Given information
>> Begin

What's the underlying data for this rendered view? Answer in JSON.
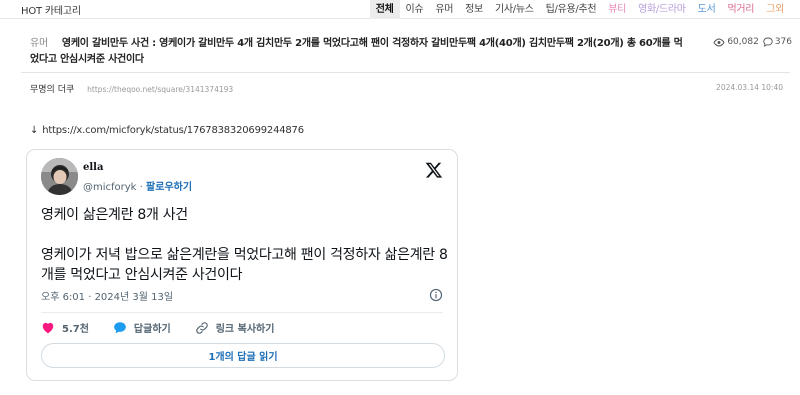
{
  "topbar": {
    "hot_label": "HOT 카테고리",
    "categories": [
      {
        "label": "전체",
        "color": "#111111"
      },
      {
        "label": "이슈",
        "color": "#444444"
      },
      {
        "label": "유머",
        "color": "#444444"
      },
      {
        "label": "정보",
        "color": "#444444"
      },
      {
        "label": "기사/뉴스",
        "color": "#444444"
      },
      {
        "label": "팁/유용/추천",
        "color": "#444444"
      },
      {
        "label": "뷰티",
        "color": "#e889b8"
      },
      {
        "label": "영화/드라마",
        "color": "#b49bd9"
      },
      {
        "label": "도서",
        "color": "#5b9bd5"
      },
      {
        "label": "먹거리",
        "color": "#d86a8b"
      },
      {
        "label": "그외",
        "color": "#e8a06a"
      }
    ],
    "active_index": 0
  },
  "post": {
    "category": "유머",
    "title": "영케이 갈비만두 사건 : 영케이가 갈비만두 4개 김치만두 2개를 먹었다고해 팬이 걱정하자 갈비만두팩 4개(40개) 김치만두팩 2개(20개) 총 60개를 먹었다고 안심시켜준 사건이다",
    "views": "60,082",
    "comments": "376",
    "author": "무명의 더쿠",
    "url": "https://theqoo.net/square/3141374193",
    "date": "2024.03.14 10:40"
  },
  "source": {
    "arrow": "↓",
    "link": "https://x.com/micforyk/status/1767838320699244876"
  },
  "tweet": {
    "display_name": "ella",
    "handle": "@micforyk",
    "separator": "·",
    "follow_label": "팔로우하기",
    "paragraph1": "영케이 삶은계란 8개 사건",
    "paragraph2": "영케이가 저녁 밥으로 삶은계란을 먹었다고해 팬이 걱정하자 삶은계란 8개를 먹었다고 안심시켜준 사건이다",
    "timestamp": "오후 6:01 · 2024년 3월 13일",
    "likes": "5.7천",
    "reply_label": "답글하기",
    "copy_link_label": "링크 복사하기",
    "read_replies_label": "1개의 답글 읽기",
    "colors": {
      "like": "#f91880",
      "reply": "#1d9bf0",
      "link": "#1d6fb8"
    }
  }
}
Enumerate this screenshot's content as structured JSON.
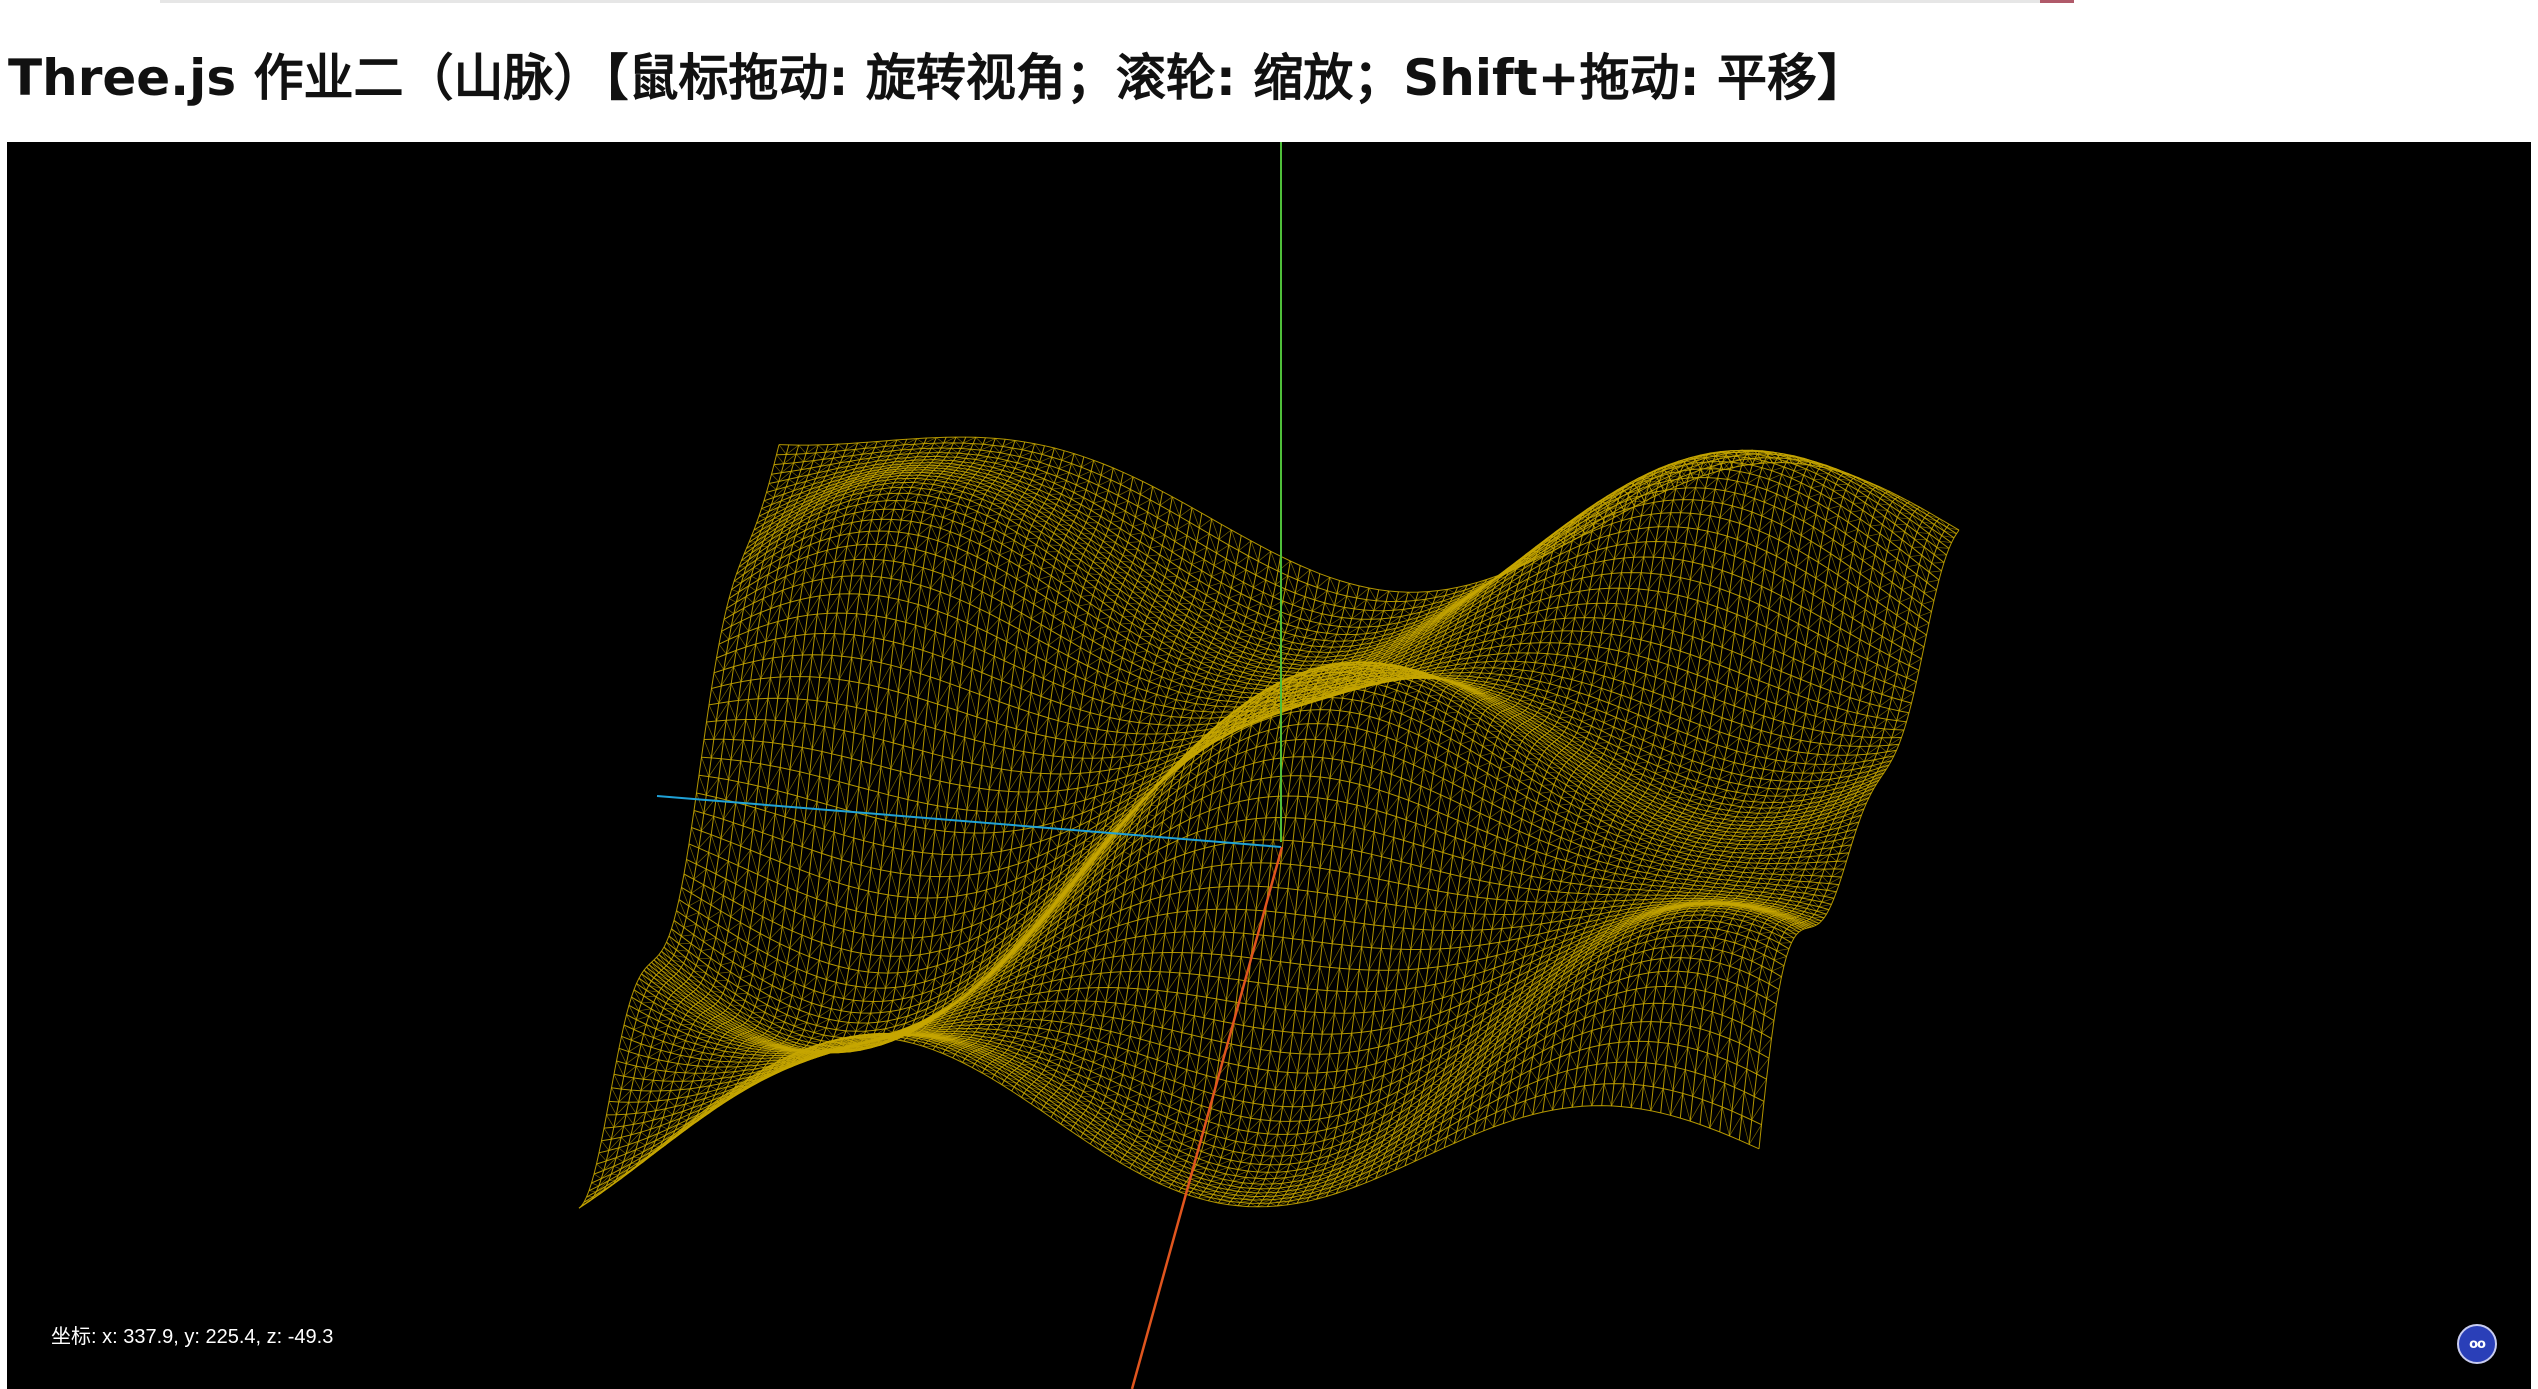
{
  "header": {
    "title": "Three.js 作业二（山脉）【鼠标拖动: 旋转视角；滚轮: 缩放；Shift+拖动: 平移】"
  },
  "viewport": {
    "background": "#000000",
    "mesh_color": "#c7a600",
    "axes": {
      "x_color": "#e0551e",
      "y_color": "#4fbf3a",
      "z_color": "#1fa2d8"
    },
    "status": {
      "coordinates": "坐标: x: 337.9, y: 225.4, z: -49.3"
    },
    "corner_button_icon": "stats-face-icon",
    "corner_button_glyph": "oo"
  }
}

>> End

Description of the task
Skip the pictures and print each record exactly as it stands.

Task solution
What's the underlying data for this rendered view? Answer in JSON.
{
  "topbar": {
    "hot_label": "HOT 카테고리",
    "categories": [
      {
        "label": "전체",
        "color": "#111111"
      },
      {
        "label": "이슈",
        "color": "#444444"
      },
      {
        "label": "유머",
        "color": "#444444"
      },
      {
        "label": "정보",
        "color": "#444444"
      },
      {
        "label": "기사/뉴스",
        "color": "#444444"
      },
      {
        "label": "팁/유용/추천",
        "color": "#444444"
      },
      {
        "label": "뷰티",
        "color": "#e889b8"
      },
      {
        "label": "영화/드라마",
        "color": "#b49bd9"
      },
      {
        "label": "도서",
        "color": "#5b9bd5"
      },
      {
        "label": "먹거리",
        "color": "#d86a8b"
      },
      {
        "label": "그외",
        "color": "#e8a06a"
      }
    ],
    "active_index": 0
  },
  "post": {
    "category": "유머",
    "title": "영케이 갈비만두 사건 : 영케이가 갈비만두 4개 김치만두 2개를 먹었다고해 팬이 걱정하자 갈비만두팩 4개(40개) 김치만두팩 2개(20개) 총 60개를 먹었다고 안심시켜준 사건이다",
    "views": "60,082",
    "comments": "376",
    "author": "무명의 더쿠",
    "url": "https://theqoo.net/square/3141374193",
    "date": "2024.03.14 10:40"
  },
  "source": {
    "arrow": "↓",
    "link": "https://x.com/micforyk/status/1767838320699244876"
  },
  "tweet": {
    "display_name": "ella",
    "handle": "@micforyk",
    "separator": "·",
    "follow_label": "팔로우하기",
    "paragraph1": "영케이 삶은계란 8개 사건",
    "paragraph2": "영케이가 저녁 밥으로 삶은계란을 먹었다고해 팬이 걱정하자 삶은계란 8개를 먹었다고 안심시켜준 사건이다",
    "timestamp": "오후 6:01 · 2024년 3월 13일",
    "likes": "5.7천",
    "reply_label": "답글하기",
    "copy_link_label": "링크 복사하기",
    "read_replies_label": "1개의 답글 읽기",
    "colors": {
      "like": "#f91880",
      "reply": "#1d9bf0",
      "link": "#1d6fb8"
    }
  }
}
Enumerate this screenshot's content as structured JSON.
{
  "header": {
    "title": "Three.js 作业二（山脉）【鼠标拖动: 旋转视角；滚轮: 缩放；Shift+拖动: 平移】"
  },
  "viewport": {
    "background": "#000000",
    "mesh_color": "#c7a600",
    "axes": {
      "x_color": "#e0551e",
      "y_color": "#4fbf3a",
      "z_color": "#1fa2d8"
    },
    "status": {
      "coordinates": "坐标: x: 337.9, y: 225.4, z: -49.3"
    },
    "corner_button_icon": "stats-face-icon",
    "corner_button_glyph": "oo"
  }
}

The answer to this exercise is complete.